WHAT TO PRODUCE: Determine the number of lines that have the string "name" in them, and give only that number.

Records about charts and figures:
★ ★ ★
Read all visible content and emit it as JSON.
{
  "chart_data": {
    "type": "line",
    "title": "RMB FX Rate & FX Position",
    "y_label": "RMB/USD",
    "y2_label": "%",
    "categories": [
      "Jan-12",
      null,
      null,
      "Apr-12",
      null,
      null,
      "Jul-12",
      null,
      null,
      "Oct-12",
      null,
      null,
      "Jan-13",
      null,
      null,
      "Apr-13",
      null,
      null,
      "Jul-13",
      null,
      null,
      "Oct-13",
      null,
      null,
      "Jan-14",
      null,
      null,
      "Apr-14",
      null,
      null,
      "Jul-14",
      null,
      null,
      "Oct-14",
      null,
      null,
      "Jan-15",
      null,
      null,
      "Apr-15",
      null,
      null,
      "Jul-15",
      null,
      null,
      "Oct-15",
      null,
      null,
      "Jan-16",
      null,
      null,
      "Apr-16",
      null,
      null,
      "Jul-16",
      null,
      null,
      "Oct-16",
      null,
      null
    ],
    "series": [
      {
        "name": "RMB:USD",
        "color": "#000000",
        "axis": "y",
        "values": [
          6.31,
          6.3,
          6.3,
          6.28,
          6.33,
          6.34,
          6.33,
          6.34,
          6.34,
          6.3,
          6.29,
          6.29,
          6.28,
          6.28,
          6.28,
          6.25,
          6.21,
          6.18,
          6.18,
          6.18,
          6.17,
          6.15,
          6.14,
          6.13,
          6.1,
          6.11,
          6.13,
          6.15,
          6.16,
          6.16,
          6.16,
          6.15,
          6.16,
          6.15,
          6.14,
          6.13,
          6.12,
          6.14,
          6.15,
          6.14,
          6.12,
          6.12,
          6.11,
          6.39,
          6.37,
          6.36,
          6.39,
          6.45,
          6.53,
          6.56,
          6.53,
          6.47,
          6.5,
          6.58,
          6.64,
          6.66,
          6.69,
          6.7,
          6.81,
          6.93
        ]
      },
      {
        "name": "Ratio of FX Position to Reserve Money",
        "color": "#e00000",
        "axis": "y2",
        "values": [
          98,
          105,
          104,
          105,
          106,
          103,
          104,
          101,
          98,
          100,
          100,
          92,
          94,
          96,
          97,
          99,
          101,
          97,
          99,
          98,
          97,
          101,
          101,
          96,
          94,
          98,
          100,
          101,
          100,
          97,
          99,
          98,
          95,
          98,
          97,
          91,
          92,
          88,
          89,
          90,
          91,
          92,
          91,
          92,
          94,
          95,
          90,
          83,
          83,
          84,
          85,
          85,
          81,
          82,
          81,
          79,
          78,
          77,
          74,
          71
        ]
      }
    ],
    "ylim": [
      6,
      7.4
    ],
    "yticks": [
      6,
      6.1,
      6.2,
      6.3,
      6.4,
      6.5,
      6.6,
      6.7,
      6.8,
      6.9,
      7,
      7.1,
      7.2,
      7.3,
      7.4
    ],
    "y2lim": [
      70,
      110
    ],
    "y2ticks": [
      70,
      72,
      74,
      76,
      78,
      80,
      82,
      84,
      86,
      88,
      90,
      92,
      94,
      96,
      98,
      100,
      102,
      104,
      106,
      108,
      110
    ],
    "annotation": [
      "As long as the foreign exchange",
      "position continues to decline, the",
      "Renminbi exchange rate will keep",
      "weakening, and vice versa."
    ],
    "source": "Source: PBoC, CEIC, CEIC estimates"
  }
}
★ ★ ★
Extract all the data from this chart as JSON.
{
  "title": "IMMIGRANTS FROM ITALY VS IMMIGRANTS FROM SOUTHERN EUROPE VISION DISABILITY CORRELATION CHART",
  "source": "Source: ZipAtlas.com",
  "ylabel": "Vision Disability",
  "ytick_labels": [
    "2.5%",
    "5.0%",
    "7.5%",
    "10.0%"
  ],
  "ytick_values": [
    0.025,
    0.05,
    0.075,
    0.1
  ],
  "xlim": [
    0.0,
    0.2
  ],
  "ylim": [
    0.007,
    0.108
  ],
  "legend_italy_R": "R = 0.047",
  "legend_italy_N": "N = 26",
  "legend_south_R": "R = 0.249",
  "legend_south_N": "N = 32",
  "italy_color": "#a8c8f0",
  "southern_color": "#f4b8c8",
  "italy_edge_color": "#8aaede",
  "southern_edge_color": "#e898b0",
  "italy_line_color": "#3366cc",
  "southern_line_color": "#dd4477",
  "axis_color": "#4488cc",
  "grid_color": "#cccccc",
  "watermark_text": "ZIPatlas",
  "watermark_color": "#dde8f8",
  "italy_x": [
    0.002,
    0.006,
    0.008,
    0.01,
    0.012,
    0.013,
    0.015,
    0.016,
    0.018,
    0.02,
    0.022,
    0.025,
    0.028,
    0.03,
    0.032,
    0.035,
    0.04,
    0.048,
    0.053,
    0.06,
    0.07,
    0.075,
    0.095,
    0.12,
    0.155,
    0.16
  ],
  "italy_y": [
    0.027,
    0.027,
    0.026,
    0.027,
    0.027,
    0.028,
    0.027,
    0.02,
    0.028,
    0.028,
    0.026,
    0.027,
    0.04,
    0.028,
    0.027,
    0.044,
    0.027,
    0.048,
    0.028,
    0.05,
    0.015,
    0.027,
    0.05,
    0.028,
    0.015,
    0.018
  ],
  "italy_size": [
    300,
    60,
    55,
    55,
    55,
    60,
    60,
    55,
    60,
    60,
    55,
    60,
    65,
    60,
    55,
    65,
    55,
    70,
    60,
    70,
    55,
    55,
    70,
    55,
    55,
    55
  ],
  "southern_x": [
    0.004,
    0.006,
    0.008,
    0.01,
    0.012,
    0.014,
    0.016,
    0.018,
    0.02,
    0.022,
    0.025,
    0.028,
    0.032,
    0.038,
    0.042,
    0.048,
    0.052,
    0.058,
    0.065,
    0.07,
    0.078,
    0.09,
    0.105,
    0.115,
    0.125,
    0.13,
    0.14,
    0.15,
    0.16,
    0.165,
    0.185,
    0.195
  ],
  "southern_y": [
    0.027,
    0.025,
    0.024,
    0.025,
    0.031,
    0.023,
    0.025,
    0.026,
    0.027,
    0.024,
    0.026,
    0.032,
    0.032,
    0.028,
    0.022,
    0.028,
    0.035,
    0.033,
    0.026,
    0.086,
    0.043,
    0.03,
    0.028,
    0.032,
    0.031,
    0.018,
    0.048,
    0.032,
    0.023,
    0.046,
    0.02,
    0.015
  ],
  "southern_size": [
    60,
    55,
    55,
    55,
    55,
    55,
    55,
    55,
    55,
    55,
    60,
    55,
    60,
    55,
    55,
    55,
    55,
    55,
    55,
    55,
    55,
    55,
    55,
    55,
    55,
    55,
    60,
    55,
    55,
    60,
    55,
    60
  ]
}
★ ★ ★
ANSWER FOR THIS EXERCISE: 2